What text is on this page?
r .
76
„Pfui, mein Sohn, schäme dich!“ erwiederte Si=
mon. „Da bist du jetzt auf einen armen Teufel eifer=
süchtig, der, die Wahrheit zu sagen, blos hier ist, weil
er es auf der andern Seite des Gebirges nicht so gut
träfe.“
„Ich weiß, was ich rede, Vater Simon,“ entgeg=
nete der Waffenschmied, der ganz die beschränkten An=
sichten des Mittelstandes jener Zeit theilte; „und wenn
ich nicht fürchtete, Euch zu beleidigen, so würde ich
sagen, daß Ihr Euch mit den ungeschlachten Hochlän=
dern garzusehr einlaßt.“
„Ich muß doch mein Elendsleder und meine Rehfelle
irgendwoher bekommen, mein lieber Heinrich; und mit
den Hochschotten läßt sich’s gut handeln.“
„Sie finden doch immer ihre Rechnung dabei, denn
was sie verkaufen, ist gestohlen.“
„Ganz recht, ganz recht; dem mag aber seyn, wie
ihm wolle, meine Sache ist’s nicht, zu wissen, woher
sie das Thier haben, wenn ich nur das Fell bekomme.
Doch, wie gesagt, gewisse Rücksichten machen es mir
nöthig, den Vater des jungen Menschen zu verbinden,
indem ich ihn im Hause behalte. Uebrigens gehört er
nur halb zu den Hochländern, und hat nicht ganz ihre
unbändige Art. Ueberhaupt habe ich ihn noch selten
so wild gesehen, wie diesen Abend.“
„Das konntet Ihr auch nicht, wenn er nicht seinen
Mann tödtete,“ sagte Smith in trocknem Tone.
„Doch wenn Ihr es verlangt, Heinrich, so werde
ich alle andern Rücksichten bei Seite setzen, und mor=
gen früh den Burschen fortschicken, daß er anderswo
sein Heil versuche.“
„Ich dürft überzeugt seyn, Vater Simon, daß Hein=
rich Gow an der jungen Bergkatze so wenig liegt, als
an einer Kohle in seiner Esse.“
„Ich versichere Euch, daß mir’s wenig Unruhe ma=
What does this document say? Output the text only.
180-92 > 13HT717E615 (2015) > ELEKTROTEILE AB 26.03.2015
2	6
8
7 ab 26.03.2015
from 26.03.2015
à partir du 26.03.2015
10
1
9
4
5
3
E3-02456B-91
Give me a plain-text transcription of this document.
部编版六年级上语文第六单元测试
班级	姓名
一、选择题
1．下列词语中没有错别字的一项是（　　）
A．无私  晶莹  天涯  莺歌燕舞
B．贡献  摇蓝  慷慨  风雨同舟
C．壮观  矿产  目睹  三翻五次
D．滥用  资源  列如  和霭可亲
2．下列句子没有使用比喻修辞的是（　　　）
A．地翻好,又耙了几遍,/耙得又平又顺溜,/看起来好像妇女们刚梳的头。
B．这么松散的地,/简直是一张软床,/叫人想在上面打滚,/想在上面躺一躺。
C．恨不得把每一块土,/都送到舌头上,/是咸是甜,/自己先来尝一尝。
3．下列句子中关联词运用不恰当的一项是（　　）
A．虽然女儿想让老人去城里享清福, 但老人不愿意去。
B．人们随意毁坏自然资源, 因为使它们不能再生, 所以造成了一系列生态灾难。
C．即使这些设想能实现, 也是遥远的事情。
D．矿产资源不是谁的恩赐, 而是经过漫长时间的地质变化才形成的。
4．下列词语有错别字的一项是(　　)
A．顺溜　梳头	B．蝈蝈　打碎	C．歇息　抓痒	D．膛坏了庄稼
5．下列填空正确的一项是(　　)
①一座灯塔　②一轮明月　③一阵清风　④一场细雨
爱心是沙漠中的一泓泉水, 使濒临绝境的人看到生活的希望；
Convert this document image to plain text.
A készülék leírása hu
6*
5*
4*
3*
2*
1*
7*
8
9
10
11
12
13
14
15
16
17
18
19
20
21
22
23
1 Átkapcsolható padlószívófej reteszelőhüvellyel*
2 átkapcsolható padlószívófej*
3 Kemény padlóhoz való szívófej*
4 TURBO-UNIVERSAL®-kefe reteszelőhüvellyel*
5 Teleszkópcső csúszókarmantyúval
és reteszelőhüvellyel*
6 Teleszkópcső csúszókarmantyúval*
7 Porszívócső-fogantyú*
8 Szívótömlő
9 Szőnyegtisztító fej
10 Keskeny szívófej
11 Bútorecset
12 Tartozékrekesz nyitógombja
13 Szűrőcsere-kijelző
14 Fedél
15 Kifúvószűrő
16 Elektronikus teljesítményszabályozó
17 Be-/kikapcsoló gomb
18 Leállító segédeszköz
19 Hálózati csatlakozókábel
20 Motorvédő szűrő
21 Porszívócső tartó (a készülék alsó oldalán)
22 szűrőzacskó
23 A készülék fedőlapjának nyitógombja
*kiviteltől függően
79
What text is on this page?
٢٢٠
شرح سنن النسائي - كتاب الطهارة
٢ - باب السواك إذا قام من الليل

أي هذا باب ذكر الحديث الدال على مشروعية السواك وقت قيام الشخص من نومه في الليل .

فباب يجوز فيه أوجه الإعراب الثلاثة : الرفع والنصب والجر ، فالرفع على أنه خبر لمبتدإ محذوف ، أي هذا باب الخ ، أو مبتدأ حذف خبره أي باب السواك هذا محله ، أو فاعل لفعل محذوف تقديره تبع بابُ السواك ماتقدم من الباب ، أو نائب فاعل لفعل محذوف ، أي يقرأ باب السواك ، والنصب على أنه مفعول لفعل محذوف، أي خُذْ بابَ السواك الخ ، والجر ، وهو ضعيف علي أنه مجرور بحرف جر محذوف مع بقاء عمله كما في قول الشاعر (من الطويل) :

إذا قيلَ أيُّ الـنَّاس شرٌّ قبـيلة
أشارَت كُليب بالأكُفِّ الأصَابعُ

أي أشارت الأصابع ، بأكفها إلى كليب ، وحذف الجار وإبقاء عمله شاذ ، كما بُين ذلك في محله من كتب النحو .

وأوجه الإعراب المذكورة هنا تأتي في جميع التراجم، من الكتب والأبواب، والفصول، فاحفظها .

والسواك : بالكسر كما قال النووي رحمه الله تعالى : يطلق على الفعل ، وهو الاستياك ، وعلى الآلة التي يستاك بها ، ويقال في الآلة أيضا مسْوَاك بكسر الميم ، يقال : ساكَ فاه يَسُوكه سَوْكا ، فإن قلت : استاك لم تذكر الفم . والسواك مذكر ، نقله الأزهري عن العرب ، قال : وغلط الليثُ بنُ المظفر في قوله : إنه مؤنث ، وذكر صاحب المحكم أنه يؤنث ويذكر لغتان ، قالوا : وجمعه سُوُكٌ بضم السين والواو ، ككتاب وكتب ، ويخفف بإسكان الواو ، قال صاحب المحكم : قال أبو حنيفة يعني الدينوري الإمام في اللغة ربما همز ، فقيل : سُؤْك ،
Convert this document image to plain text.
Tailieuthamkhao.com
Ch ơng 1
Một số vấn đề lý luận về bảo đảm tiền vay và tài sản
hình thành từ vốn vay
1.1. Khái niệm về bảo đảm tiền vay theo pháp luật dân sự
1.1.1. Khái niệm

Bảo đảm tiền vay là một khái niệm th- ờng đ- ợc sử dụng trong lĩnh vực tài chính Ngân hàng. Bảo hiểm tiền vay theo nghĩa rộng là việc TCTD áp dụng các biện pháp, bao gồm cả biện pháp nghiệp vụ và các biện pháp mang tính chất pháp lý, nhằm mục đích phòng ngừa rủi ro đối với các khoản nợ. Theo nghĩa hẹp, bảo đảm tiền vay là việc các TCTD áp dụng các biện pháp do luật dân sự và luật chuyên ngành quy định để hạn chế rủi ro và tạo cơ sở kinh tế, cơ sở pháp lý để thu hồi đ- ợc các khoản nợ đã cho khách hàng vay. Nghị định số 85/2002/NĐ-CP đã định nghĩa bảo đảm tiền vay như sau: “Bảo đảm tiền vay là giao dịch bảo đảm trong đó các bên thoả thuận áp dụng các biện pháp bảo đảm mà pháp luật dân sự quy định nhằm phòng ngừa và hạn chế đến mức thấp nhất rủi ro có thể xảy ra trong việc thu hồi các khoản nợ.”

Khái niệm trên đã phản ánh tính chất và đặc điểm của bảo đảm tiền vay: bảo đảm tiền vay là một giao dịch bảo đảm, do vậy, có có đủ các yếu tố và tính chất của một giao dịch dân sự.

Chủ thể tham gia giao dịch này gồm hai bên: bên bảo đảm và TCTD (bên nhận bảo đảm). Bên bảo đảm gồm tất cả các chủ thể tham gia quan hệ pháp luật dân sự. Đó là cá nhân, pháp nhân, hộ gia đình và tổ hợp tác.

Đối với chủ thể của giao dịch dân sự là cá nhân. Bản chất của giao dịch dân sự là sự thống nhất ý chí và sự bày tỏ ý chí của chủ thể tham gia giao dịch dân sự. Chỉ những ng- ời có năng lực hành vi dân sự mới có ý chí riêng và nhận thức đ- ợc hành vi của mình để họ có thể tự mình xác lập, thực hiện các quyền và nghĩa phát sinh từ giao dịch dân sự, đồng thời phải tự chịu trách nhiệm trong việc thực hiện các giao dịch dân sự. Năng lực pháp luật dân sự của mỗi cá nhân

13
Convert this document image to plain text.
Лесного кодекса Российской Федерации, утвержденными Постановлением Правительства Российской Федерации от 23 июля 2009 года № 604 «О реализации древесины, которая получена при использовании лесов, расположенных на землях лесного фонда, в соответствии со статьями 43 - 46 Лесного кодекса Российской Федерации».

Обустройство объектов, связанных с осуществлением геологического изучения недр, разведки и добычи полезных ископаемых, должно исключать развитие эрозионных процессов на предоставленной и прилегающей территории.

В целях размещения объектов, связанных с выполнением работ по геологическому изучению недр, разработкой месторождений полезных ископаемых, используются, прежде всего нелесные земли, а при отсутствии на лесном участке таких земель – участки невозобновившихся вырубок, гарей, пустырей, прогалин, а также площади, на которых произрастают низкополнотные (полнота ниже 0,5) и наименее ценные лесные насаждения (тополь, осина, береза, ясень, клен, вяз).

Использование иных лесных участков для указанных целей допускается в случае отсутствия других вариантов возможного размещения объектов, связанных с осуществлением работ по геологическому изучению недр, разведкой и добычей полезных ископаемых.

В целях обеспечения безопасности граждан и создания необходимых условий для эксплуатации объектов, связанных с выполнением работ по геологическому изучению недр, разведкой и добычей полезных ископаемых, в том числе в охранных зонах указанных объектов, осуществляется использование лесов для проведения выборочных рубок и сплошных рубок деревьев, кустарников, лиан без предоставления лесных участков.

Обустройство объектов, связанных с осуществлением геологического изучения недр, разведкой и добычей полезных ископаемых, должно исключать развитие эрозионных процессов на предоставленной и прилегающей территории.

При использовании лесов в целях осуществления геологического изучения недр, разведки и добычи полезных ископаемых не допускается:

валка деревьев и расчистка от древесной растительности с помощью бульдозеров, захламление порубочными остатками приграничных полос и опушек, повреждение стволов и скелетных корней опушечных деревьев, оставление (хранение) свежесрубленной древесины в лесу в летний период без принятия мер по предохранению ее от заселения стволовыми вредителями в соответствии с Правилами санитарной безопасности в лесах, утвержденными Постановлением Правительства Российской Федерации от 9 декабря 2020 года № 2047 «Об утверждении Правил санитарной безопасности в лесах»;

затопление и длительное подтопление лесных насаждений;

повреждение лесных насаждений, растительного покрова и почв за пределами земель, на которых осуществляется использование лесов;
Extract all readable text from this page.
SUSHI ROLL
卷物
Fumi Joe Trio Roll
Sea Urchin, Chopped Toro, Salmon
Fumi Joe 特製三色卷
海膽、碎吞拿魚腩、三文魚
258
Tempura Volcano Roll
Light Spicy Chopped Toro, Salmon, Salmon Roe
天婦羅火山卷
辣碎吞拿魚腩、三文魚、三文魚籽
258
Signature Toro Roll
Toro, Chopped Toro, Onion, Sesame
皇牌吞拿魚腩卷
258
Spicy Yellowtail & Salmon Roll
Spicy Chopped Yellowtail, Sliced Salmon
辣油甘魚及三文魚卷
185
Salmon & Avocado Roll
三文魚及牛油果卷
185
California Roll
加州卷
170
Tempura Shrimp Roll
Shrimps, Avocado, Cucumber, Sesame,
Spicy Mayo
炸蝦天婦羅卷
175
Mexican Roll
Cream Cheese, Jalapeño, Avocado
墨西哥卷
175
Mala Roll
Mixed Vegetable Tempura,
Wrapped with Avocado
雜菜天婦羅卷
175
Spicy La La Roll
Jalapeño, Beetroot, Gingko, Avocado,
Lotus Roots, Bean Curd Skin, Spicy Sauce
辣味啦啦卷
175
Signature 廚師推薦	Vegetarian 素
════════
Stated exercise:
Find the lines above holding the word "Seite" and show them.

Result of the exercise:
er es auf der andern Seite des Gebirges nicht so gut
ich alle andern Rücksichten bei Seite setzen, und mor=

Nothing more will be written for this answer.